**Requirements**: Go through the listing and copy each line with the string "Date".

(Items from a dataset)
::::::::

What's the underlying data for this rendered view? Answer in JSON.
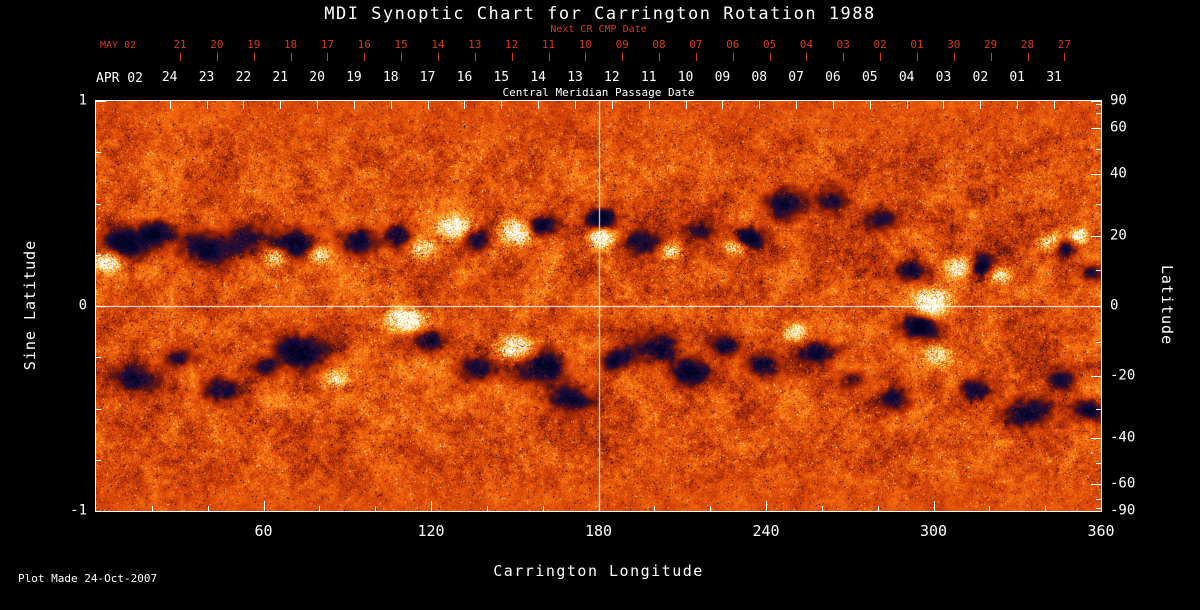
{
  "colors": {
    "background": "#000000",
    "text": "#ffffff",
    "red_axis": "#d63b18"
  },
  "footer": {
    "plot_made": "Plot Made 24-Oct-2007"
  },
  "chart_data": {
    "type": "heatmap",
    "title": "MDI Synoptic Chart for Carrington Rotation 1988",
    "description": "SOHO/MDI photospheric magnetic field synoptic map for Carrington rotation 1988 (2002 March 31 - April 27). Orange/red granular background with negative-polarity (dark navy/black) and positive-polarity (white/yellow) active regions concentrated in activity bands near +/-20 degrees latitude. White crosshair at Carrington longitude 180 and sine latitude 0.",
    "xlabel": "Carrington Longitude",
    "xlim": [
      0,
      360
    ],
    "ylabel_left": "Sine Latitude",
    "ylabel_right": "Latitude",
    "ylim_sine": [
      -1,
      1
    ],
    "grid": false,
    "crosshair": {
      "lon": 180,
      "sine_lat": 0
    },
    "axes": {
      "bottom": {
        "major": [
          60,
          120,
          180,
          240,
          300,
          360
        ],
        "minor": [
          20,
          40,
          80,
          100,
          140,
          160,
          200,
          220,
          260,
          280,
          320,
          340
        ]
      },
      "left": {
        "major": [
          {
            "v": 1,
            "label": "1"
          },
          {
            "v": 0,
            "label": "0"
          },
          {
            "v": -1,
            "label": "-1"
          }
        ],
        "minor": [
          0.75,
          0.5,
          0.25,
          -0.25,
          -0.5,
          -0.75
        ]
      },
      "right": {
        "major": [
          {
            "lat": 90,
            "label": "90"
          },
          {
            "lat": 60,
            "label": "60"
          },
          {
            "lat": 40,
            "label": "40"
          },
          {
            "lat": 20,
            "label": "20"
          },
          {
            "lat": 0,
            "label": "0"
          },
          {
            "lat": -20,
            "label": "-20"
          },
          {
            "lat": -40,
            "label": "-40"
          },
          {
            "lat": -60,
            "label": "-60"
          },
          {
            "lat": -90,
            "label": "-90"
          }
        ],
        "minor": [
          80,
          70,
          50,
          30,
          10,
          -10,
          -30,
          -50,
          -70,
          -80
        ]
      }
    },
    "top_axis": {
      "label": "Central Meridian Passage Date",
      "month_label": "APR 02",
      "start_lon": 26.4,
      "step_lon": 13.199,
      "tick_labels": [
        "24",
        "23",
        "22",
        "21",
        "20",
        "19",
        "18",
        "17",
        "16",
        "15",
        "14",
        "13",
        "12",
        "11",
        "10",
        "09",
        "08",
        "07",
        "06",
        "05",
        "04",
        "03",
        "02",
        "01",
        "31"
      ]
    },
    "next_cr_axis": {
      "label": "Next CR CMP Date",
      "month_label": "MAY 02",
      "start_lon": 30.1,
      "step_lon": 13.199,
      "tick_labels": [
        "21",
        "20",
        "19",
        "18",
        "17",
        "16",
        "15",
        "14",
        "13",
        "12",
        "11",
        "10",
        "09",
        "08",
        "07",
        "06",
        "05",
        "04",
        "03",
        "02",
        "01",
        "30",
        "29",
        "28",
        "27"
      ]
    },
    "colormap": [
      [
        -1.0,
        [
          2,
          2,
          30
        ]
      ],
      [
        -0.75,
        [
          10,
          8,
          52
        ]
      ],
      [
        -0.55,
        [
          30,
          12,
          58
        ]
      ],
      [
        -0.4,
        [
          72,
          16,
          30
        ]
      ],
      [
        -0.25,
        [
          132,
          30,
          10
        ]
      ],
      [
        -0.1,
        [
          184,
          50,
          6
        ]
      ],
      [
        0.0,
        [
          208,
          64,
          8
        ]
      ],
      [
        0.12,
        [
          230,
          84,
          10
        ]
      ],
      [
        0.25,
        [
          244,
          110,
          16
        ]
      ],
      [
        0.4,
        [
          250,
          142,
          30
        ]
      ],
      [
        0.55,
        [
          253,
          174,
          50
        ]
      ],
      [
        0.7,
        [
          255,
          206,
          84
        ]
      ],
      [
        0.82,
        [
          255,
          233,
          144
        ]
      ],
      [
        0.92,
        [
          255,
          249,
          214
        ]
      ],
      [
        1.0,
        [
          255,
          255,
          255
        ]
      ]
    ],
    "noise": {
      "seed": 19880424,
      "base": 0.09,
      "amp_fine": 0.42,
      "amp_med": 0.32,
      "amp_large": 0.28,
      "scale_med": 5,
      "scale_large": 19,
      "band_boost": 0.8,
      "band_center": 0.3,
      "band_width": 0.3
    },
    "active_regions": [
      {
        "lon": 4,
        "slat": 0.22,
        "rlon": 5,
        "rslat": 0.05,
        "pol": 1,
        "s": 1.3
      },
      {
        "lon": 10,
        "slat": 0.3,
        "rlon": 8,
        "rslat": 0.07,
        "pol": -1,
        "s": 1.0
      },
      {
        "lon": 22,
        "slat": 0.36,
        "rlon": 6,
        "rslat": 0.06,
        "pol": -1,
        "s": 0.8
      },
      {
        "lon": 38,
        "slat": 0.28,
        "rlon": 10,
        "rslat": 0.08,
        "pol": -1,
        "s": 0.9
      },
      {
        "lon": 54,
        "slat": 0.34,
        "rlon": 7,
        "rslat": 0.06,
        "pol": -1,
        "s": 0.7
      },
      {
        "lon": 64,
        "slat": 0.24,
        "rlon": 4,
        "rslat": 0.04,
        "pol": 1,
        "s": 1.0
      },
      {
        "lon": 71,
        "slat": 0.31,
        "rlon": 8,
        "rslat": 0.07,
        "pol": -1,
        "s": 1.0
      },
      {
        "lon": 80,
        "slat": 0.25,
        "rlon": 4,
        "rslat": 0.04,
        "pol": 1,
        "s": 0.9
      },
      {
        "lon": 93,
        "slat": 0.31,
        "rlon": 7,
        "rslat": 0.06,
        "pol": -1,
        "s": 0.8
      },
      {
        "lon": 108,
        "slat": 0.34,
        "rlon": 6,
        "rslat": 0.06,
        "pol": -1,
        "s": 0.9
      },
      {
        "lon": 117,
        "slat": 0.28,
        "rlon": 5,
        "rslat": 0.05,
        "pol": 1,
        "s": 0.9
      },
      {
        "lon": 128,
        "slat": 0.38,
        "rlon": 6,
        "rslat": 0.05,
        "pol": 1,
        "s": 1.1
      },
      {
        "lon": 136,
        "slat": 0.33,
        "rlon": 5,
        "rslat": 0.05,
        "pol": -1,
        "s": 0.7
      },
      {
        "lon": 151,
        "slat": 0.36,
        "rlon": 6,
        "rslat": 0.06,
        "pol": 1,
        "s": 1.2
      },
      {
        "lon": 159,
        "slat": 0.39,
        "rlon": 6,
        "rslat": 0.05,
        "pol": -1,
        "s": 1.0
      },
      {
        "lon": 181,
        "slat": 0.33,
        "rlon": 4,
        "rslat": 0.045,
        "pol": 1,
        "s": 1.4
      },
      {
        "lon": 181,
        "slat": 0.42,
        "rlon": 5,
        "rslat": 0.05,
        "pol": -1,
        "s": 0.9
      },
      {
        "lon": 196,
        "slat": 0.31,
        "rlon": 7,
        "rslat": 0.06,
        "pol": -1,
        "s": 0.9
      },
      {
        "lon": 206,
        "slat": 0.27,
        "rlon": 4,
        "rslat": 0.04,
        "pol": 1,
        "s": 0.8
      },
      {
        "lon": 217,
        "slat": 0.36,
        "rlon": 6,
        "rslat": 0.05,
        "pol": -1,
        "s": 0.7
      },
      {
        "lon": 229,
        "slat": 0.29,
        "rlon": 4,
        "rslat": 0.04,
        "pol": 1,
        "s": 0.9
      },
      {
        "lon": 234,
        "slat": 0.33,
        "rlon": 6,
        "rslat": 0.05,
        "pol": -1,
        "s": 0.9
      },
      {
        "lon": 247,
        "slat": 0.5,
        "rlon": 8,
        "rslat": 0.07,
        "pol": -1,
        "s": 0.8
      },
      {
        "lon": 263,
        "slat": 0.52,
        "rlon": 7,
        "rslat": 0.06,
        "pol": -1,
        "s": 0.7
      },
      {
        "lon": 281,
        "slat": 0.42,
        "rlon": 5,
        "rslat": 0.05,
        "pol": -1,
        "s": 0.6
      },
      {
        "lon": 292,
        "slat": 0.17,
        "rlon": 5,
        "rslat": 0.05,
        "pol": -1,
        "s": 0.9
      },
      {
        "lon": 299,
        "slat": 0.02,
        "rlon": 6,
        "rslat": 0.06,
        "pol": 1,
        "s": 1.4
      },
      {
        "lon": 295,
        "slat": -0.1,
        "rlon": 6,
        "rslat": 0.05,
        "pol": -1,
        "s": 1.1
      },
      {
        "lon": 310,
        "slat": 0.19,
        "rlon": 5,
        "rslat": 0.05,
        "pol": 1,
        "s": 1.1
      },
      {
        "lon": 317,
        "slat": 0.19,
        "rlon": 5,
        "rslat": 0.05,
        "pol": -1,
        "s": 1.0
      },
      {
        "lon": 324,
        "slat": 0.15,
        "rlon": 4,
        "rslat": 0.04,
        "pol": 1,
        "s": 0.9
      },
      {
        "lon": 342,
        "slat": 0.31,
        "rlon": 4,
        "rslat": 0.04,
        "pol": 1,
        "s": 0.9
      },
      {
        "lon": 347,
        "slat": 0.29,
        "rlon": 4,
        "rslat": 0.04,
        "pol": -1,
        "s": 0.8
      },
      {
        "lon": 352,
        "slat": 0.34,
        "rlon": 3,
        "rslat": 0.035,
        "pol": 1,
        "s": 1.1
      },
      {
        "lon": 357,
        "slat": 0.16,
        "rlon": 4,
        "rslat": 0.04,
        "pol": -1,
        "s": 0.8
      },
      {
        "lon": 15,
        "slat": -0.36,
        "rlon": 8,
        "rslat": 0.07,
        "pol": -1,
        "s": 0.8
      },
      {
        "lon": 30,
        "slat": -0.26,
        "rlon": 6,
        "rslat": 0.05,
        "pol": -1,
        "s": 0.7
      },
      {
        "lon": 45,
        "slat": -0.41,
        "rlon": 7,
        "rslat": 0.06,
        "pol": -1,
        "s": 0.8
      },
      {
        "lon": 61,
        "slat": -0.3,
        "rlon": 5,
        "rslat": 0.05,
        "pol": -1,
        "s": 0.6
      },
      {
        "lon": 73,
        "slat": -0.23,
        "rlon": 9,
        "rslat": 0.08,
        "pol": -1,
        "s": 1.0
      },
      {
        "lon": 86,
        "slat": -0.36,
        "rlon": 4,
        "rslat": 0.04,
        "pol": 1,
        "s": 0.7
      },
      {
        "lon": 111,
        "slat": -0.07,
        "rlon": 6,
        "rslat": 0.05,
        "pol": 1,
        "s": 1.5
      },
      {
        "lon": 119,
        "slat": -0.16,
        "rlon": 6,
        "rslat": 0.05,
        "pol": -1,
        "s": 0.9
      },
      {
        "lon": 136,
        "slat": -0.31,
        "rlon": 7,
        "rslat": 0.06,
        "pol": -1,
        "s": 0.8
      },
      {
        "lon": 150,
        "slat": -0.21,
        "rlon": 6,
        "rslat": 0.06,
        "pol": 1,
        "s": 1.3
      },
      {
        "lon": 159,
        "slat": -0.29,
        "rlon": 9,
        "rslat": 0.08,
        "pol": -1,
        "s": 1.1
      },
      {
        "lon": 170,
        "slat": -0.46,
        "rlon": 7,
        "rslat": 0.06,
        "pol": -1,
        "s": 0.9
      },
      {
        "lon": 186,
        "slat": -0.26,
        "rlon": 6,
        "rslat": 0.05,
        "pol": -1,
        "s": 0.8
      },
      {
        "lon": 201,
        "slat": -0.21,
        "rlon": 8,
        "rslat": 0.07,
        "pol": -1,
        "s": 1.0
      },
      {
        "lon": 213,
        "slat": -0.33,
        "rlon": 7,
        "rslat": 0.06,
        "pol": -1,
        "s": 0.9
      },
      {
        "lon": 226,
        "slat": -0.19,
        "rlon": 6,
        "rslat": 0.05,
        "pol": -1,
        "s": 0.8
      },
      {
        "lon": 239,
        "slat": -0.29,
        "rlon": 7,
        "rslat": 0.06,
        "pol": -1,
        "s": 0.9
      },
      {
        "lon": 250,
        "slat": -0.13,
        "rlon": 4,
        "rslat": 0.04,
        "pol": 1,
        "s": 0.9
      },
      {
        "lon": 259,
        "slat": -0.23,
        "rlon": 6,
        "rslat": 0.05,
        "pol": -1,
        "s": 0.8
      },
      {
        "lon": 271,
        "slat": -0.36,
        "rlon": 6,
        "rslat": 0.05,
        "pol": -1,
        "s": 0.7
      },
      {
        "lon": 286,
        "slat": -0.46,
        "rlon": 6,
        "rslat": 0.06,
        "pol": -1,
        "s": 0.8
      },
      {
        "lon": 301,
        "slat": -0.24,
        "rlon": 5,
        "rslat": 0.05,
        "pol": 1,
        "s": 0.8
      },
      {
        "lon": 316,
        "slat": -0.41,
        "rlon": 6,
        "rslat": 0.05,
        "pol": -1,
        "s": 0.8
      },
      {
        "lon": 333,
        "slat": -0.52,
        "rlon": 8,
        "rslat": 0.07,
        "pol": -1,
        "s": 1.0
      },
      {
        "lon": 346,
        "slat": -0.36,
        "rlon": 5,
        "rslat": 0.05,
        "pol": -1,
        "s": 0.7
      },
      {
        "lon": 356,
        "slat": -0.51,
        "rlon": 6,
        "rslat": 0.05,
        "pol": -1,
        "s": 0.9
      }
    ]
  }
}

::::::::

**Output for this task**:
      "label": "Central Meridian Passage Date",
      "label": "Next CR CMP Date",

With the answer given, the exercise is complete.